Set task »
Work through the records below and tally every line containing "histogram". Reply with the total alone.

Data supplied »
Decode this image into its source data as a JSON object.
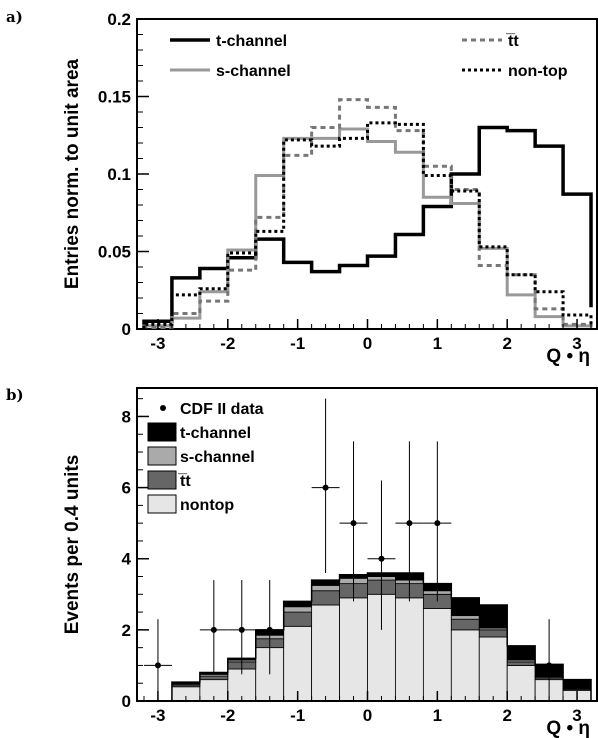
{
  "chart_data": [
    {
      "panel": "a)",
      "type": "line",
      "style": "step-histogram",
      "xlabel": "Q • η",
      "ylabel": "Entries norm. to unit area",
      "xlim": [
        -3.3,
        3.3
      ],
      "ylim": [
        0,
        0.2
      ],
      "xticks": [
        -3,
        -2,
        -1,
        0,
        1,
        2,
        3
      ],
      "yticks": [
        0,
        0.05,
        0.1,
        0.15,
        0.2
      ],
      "ytick_labels": [
        "0",
        "0.05",
        "0.1",
        "0.15",
        "0.2"
      ],
      "bin_edges": [
        -3.2,
        -2.8,
        -2.4,
        -2.0,
        -1.6,
        -1.2,
        -0.8,
        -0.4,
        0.0,
        0.4,
        0.8,
        1.2,
        1.6,
        2.0,
        2.4,
        2.8,
        3.2
      ],
      "grid": false,
      "legend": "top",
      "series": [
        {
          "name": "t-channel",
          "color": "#000000",
          "dash": "",
          "width": 3.5,
          "values": [
            0.005,
            0.033,
            0.039,
            0.046,
            0.058,
            0.043,
            0.037,
            0.041,
            0.047,
            0.061,
            0.079,
            0.1,
            0.13,
            0.128,
            0.118,
            0.087,
            0.014
          ]
        },
        {
          "name": "s-channel",
          "color": "#999999",
          "dash": "",
          "width": 3,
          "values": [
            0.002,
            0.007,
            0.024,
            0.051,
            0.099,
            0.123,
            0.123,
            0.129,
            0.121,
            0.114,
            0.085,
            0.081,
            0.052,
            0.022,
            0.008,
            0.002,
            0.001
          ]
        },
        {
          "name": "t̅t",
          "color": "#777777",
          "dash": "5,4",
          "width": 3,
          "values": [
            0.001,
            0.01,
            0.018,
            0.038,
            0.072,
            0.112,
            0.13,
            0.148,
            0.143,
            0.128,
            0.105,
            0.09,
            0.041,
            0.035,
            0.013,
            0.003,
            0.001
          ]
        },
        {
          "name": "non-top",
          "color": "#000000",
          "dash": "3,3",
          "width": 3,
          "values": [
            0.003,
            0.022,
            0.026,
            0.049,
            0.063,
            0.122,
            0.118,
            0.123,
            0.133,
            0.132,
            0.099,
            0.089,
            0.053,
            0.035,
            0.024,
            0.009,
            0.002
          ]
        }
      ]
    },
    {
      "panel": "b)",
      "type": "bar",
      "style": "stacked-histogram-with-data",
      "xlabel": "Q • η",
      "ylabel": "Events per 0.4 units",
      "xlim": [
        -3.3,
        3.3
      ],
      "ylim": [
        0,
        8.8
      ],
      "xticks": [
        -3,
        -2,
        -1,
        0,
        1,
        2,
        3
      ],
      "yticks": [
        0,
        2,
        4,
        6,
        8
      ],
      "ytick_labels": [
        "0",
        "2",
        "4",
        "6",
        "8"
      ],
      "bin_edges": [
        -3.2,
        -2.8,
        -2.4,
        -2.0,
        -1.6,
        -1.2,
        -0.8,
        -0.4,
        0.0,
        0.4,
        0.8,
        1.2,
        1.6,
        2.0,
        2.4,
        2.8,
        3.2
      ],
      "grid": false,
      "legend": "top-left",
      "stack": [
        {
          "name": "nontop",
          "color": "#e6e6e6",
          "values": [
            0,
            0.4,
            0.6,
            0.9,
            1.5,
            2.1,
            2.7,
            2.9,
            3.0,
            2.9,
            2.6,
            2.0,
            1.8,
            1.0,
            0.6,
            0.3,
            0
          ]
        },
        {
          "name": "t̅t",
          "color": "#666666",
          "values": [
            0,
            0.05,
            0.1,
            0.2,
            0.25,
            0.4,
            0.4,
            0.4,
            0.4,
            0.4,
            0.4,
            0.3,
            0.2,
            0.1,
            0.05,
            0.03,
            0
          ]
        },
        {
          "name": "s-channel",
          "color": "#aaaaaa",
          "values": [
            0,
            0.03,
            0.05,
            0.05,
            0.1,
            0.15,
            0.15,
            0.15,
            0.1,
            0.1,
            0.1,
            0.1,
            0.05,
            0.05,
            0.03,
            0.02,
            0
          ]
        },
        {
          "name": "t-channel",
          "color": "#000000",
          "values": [
            0,
            0.05,
            0.05,
            0.05,
            0.15,
            0.15,
            0.15,
            0.1,
            0.1,
            0.2,
            0.2,
            0.5,
            0.65,
            0.4,
            0.35,
            0.25,
            0
          ]
        }
      ],
      "data_series": {
        "name": "CDF II data",
        "color": "#000000",
        "points": [
          {
            "x": -3.0,
            "y": 1
          },
          {
            "x": -2.2,
            "y": 2
          },
          {
            "x": -1.8,
            "y": 2
          },
          {
            "x": -1.4,
            "y": 2
          },
          {
            "x": -0.6,
            "y": 6
          },
          {
            "x": -0.2,
            "y": 5
          },
          {
            "x": 0.2,
            "y": 4
          },
          {
            "x": 0.6,
            "y": 5
          },
          {
            "x": 1.0,
            "y": 5
          },
          {
            "x": 2.6,
            "y": 1
          }
        ],
        "errors": [
          [
            1,
            1.3
          ],
          [
            1.25,
            1.4
          ],
          [
            1.25,
            1.4
          ],
          [
            1.25,
            1.4
          ],
          [
            2.4,
            2.5
          ],
          [
            2.2,
            2.3
          ],
          [
            2.0,
            2.2
          ],
          [
            2.2,
            2.3
          ],
          [
            2.2,
            2.3
          ],
          [
            1,
            1.3
          ]
        ],
        "x_error": 0.2
      },
      "legend_order": [
        "CDF II data",
        "t-channel",
        "s-channel",
        "t̅t",
        "nontop"
      ]
    }
  ]
}
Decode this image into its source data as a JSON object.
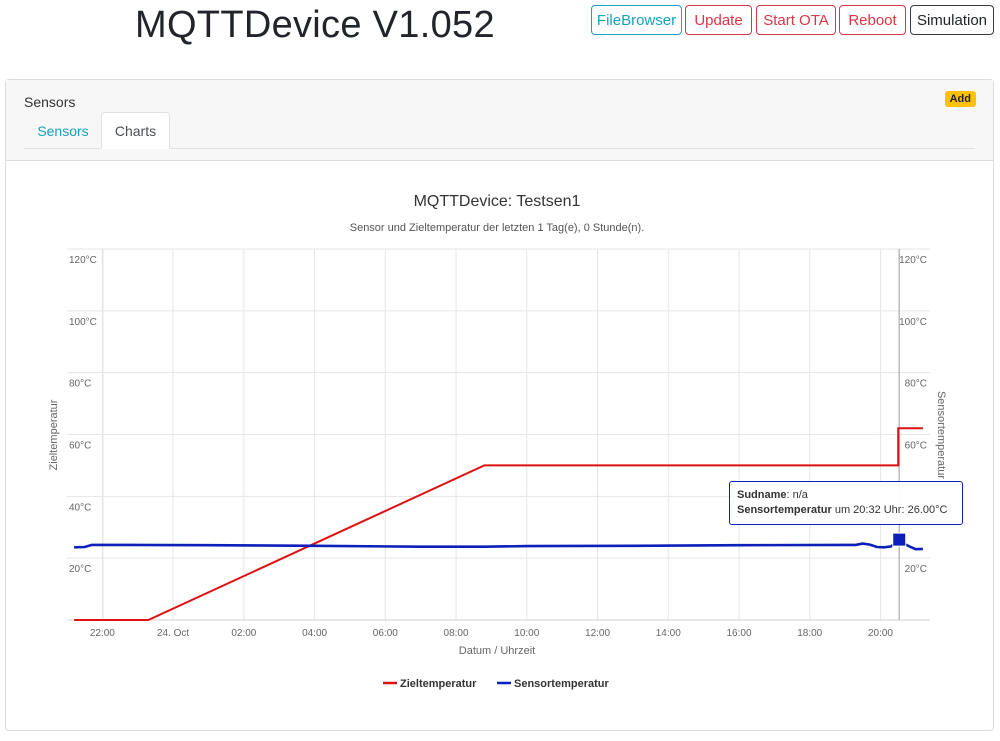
{
  "app": {
    "title": "MQTTDevice V1.052"
  },
  "nav_buttons": [
    {
      "label": "FileBrowser",
      "style": "info"
    },
    {
      "label": "Update",
      "style": "danger"
    },
    {
      "label": "Start OTA",
      "style": "danger"
    },
    {
      "label": "Reboot",
      "style": "danger"
    },
    {
      "label": "Simulation",
      "style": "dark"
    }
  ],
  "card": {
    "title": "Sensors",
    "add_label": "Add",
    "tabs": [
      {
        "label": "Sensors",
        "active": false
      },
      {
        "label": "Charts",
        "active": true
      }
    ]
  },
  "tooltip": {
    "line1_key": "Sudname",
    "line1_value": ": n/a",
    "line2_key": "Sensortemperatur",
    "line2_value": " um 20:32 Uhr: 26.00°C"
  },
  "chart_data": {
    "type": "line",
    "title": "MQTTDevice: Testsen1",
    "subtitle": "Sensor und Zieltemperatur der letzten 1 Tag(e), 0 Stunde(n).",
    "xlabel": "Datum / Uhrzeit",
    "ylabel_left": "Zieltemperatur",
    "ylabel_right": "Sensortemperatur",
    "x_unit": "hours since 22:00 on 23 Oct",
    "xlim": [
      -1,
      23.4
    ],
    "ylim": [
      0,
      120
    ],
    "x_ticks": [
      {
        "x": 0,
        "label": "22:00"
      },
      {
        "x": 2,
        "label": "24. Oct"
      },
      {
        "x": 4,
        "label": "02:00"
      },
      {
        "x": 6,
        "label": "04:00"
      },
      {
        "x": 8,
        "label": "06:00"
      },
      {
        "x": 10,
        "label": "08:00"
      },
      {
        "x": 12,
        "label": "10:00"
      },
      {
        "x": 14,
        "label": "12:00"
      },
      {
        "x": 16,
        "label": "14:00"
      },
      {
        "x": 18,
        "label": "16:00"
      },
      {
        "x": 20,
        "label": "18:00"
      },
      {
        "x": 22,
        "label": "20:00"
      }
    ],
    "y_ticks_left": [
      {
        "y": 20,
        "label": "20°C"
      },
      {
        "y": 40,
        "label": "40°C"
      },
      {
        "y": 60,
        "label": "60°C"
      },
      {
        "y": 80,
        "label": "80°C"
      },
      {
        "y": 100,
        "label": "100°C"
      },
      {
        "y": 120,
        "label": "120°C"
      }
    ],
    "y_ticks_right": [
      {
        "y": 20,
        "label": "20°C"
      },
      {
        "y": 60,
        "label": "60°C"
      },
      {
        "y": 80,
        "label": "80°C"
      },
      {
        "y": 100,
        "label": "100°C"
      },
      {
        "y": 120,
        "label": "120°C"
      }
    ],
    "crosshair_x": 22.53,
    "highlight_point": {
      "x": 22.53,
      "y": 26
    },
    "series": [
      {
        "name": "Zieltemperatur",
        "color": "#dd1111",
        "points": [
          [
            -0.8,
            0
          ],
          [
            1.3,
            0
          ],
          [
            10.8,
            50
          ],
          [
            22.5,
            50
          ],
          [
            22.5,
            62
          ],
          [
            23.2,
            62
          ]
        ]
      },
      {
        "name": "Sensortemperatur",
        "color": "#0c1fb8",
        "points": [
          [
            -0.8,
            23.5
          ],
          [
            -0.5,
            23.6
          ],
          [
            -0.3,
            24.3
          ],
          [
            0,
            24.3
          ],
          [
            3,
            24.2
          ],
          [
            6,
            24
          ],
          [
            9,
            23.7
          ],
          [
            10.8,
            23.7
          ],
          [
            12,
            23.9
          ],
          [
            15,
            24
          ],
          [
            18,
            24.2
          ],
          [
            21,
            24.3
          ],
          [
            21.3,
            24.3
          ],
          [
            21.5,
            24.7
          ],
          [
            21.7,
            24.4
          ],
          [
            21.9,
            23.6
          ],
          [
            22.1,
            23.5
          ],
          [
            22.3,
            23.8
          ],
          [
            22.53,
            26
          ],
          [
            22.7,
            24.5
          ],
          [
            22.85,
            23.6
          ],
          [
            23.0,
            22.9
          ],
          [
            23.2,
            23.0
          ]
        ]
      }
    ],
    "legend_position": "bottom-center",
    "grid": true
  }
}
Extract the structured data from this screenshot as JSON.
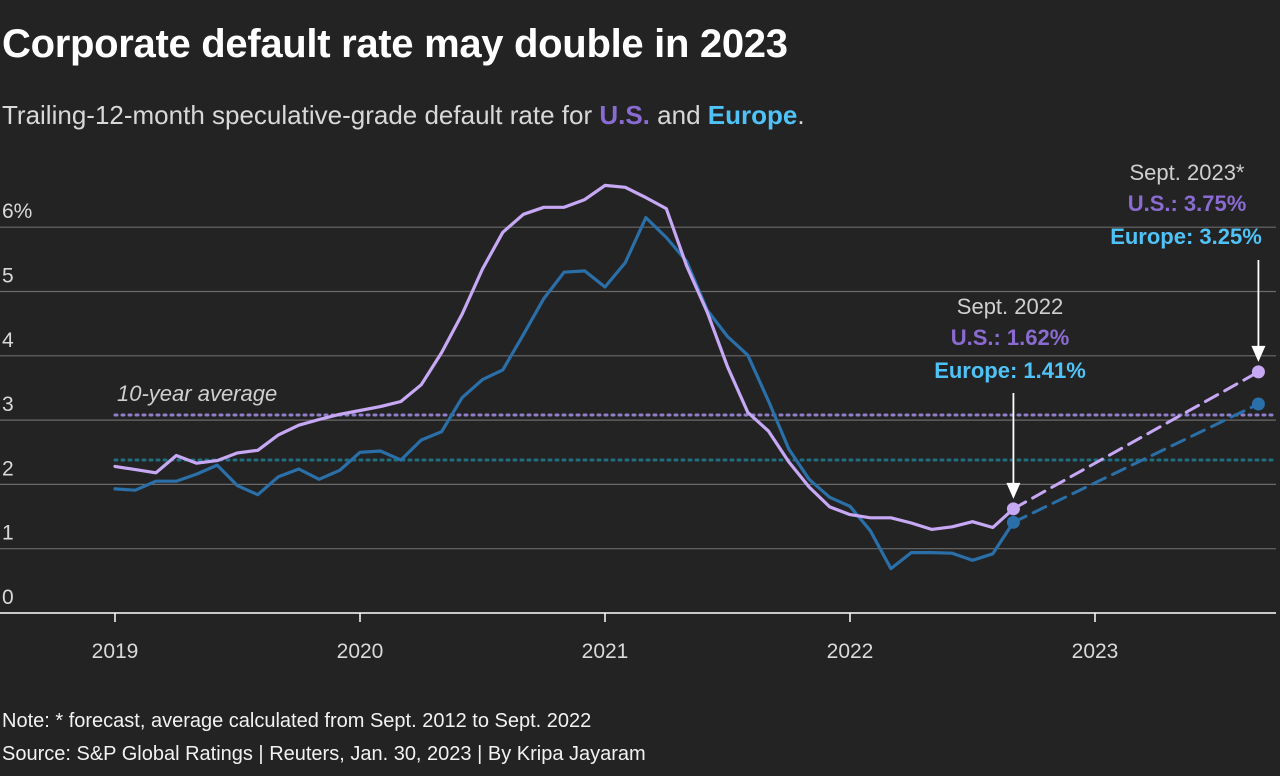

Reply »
2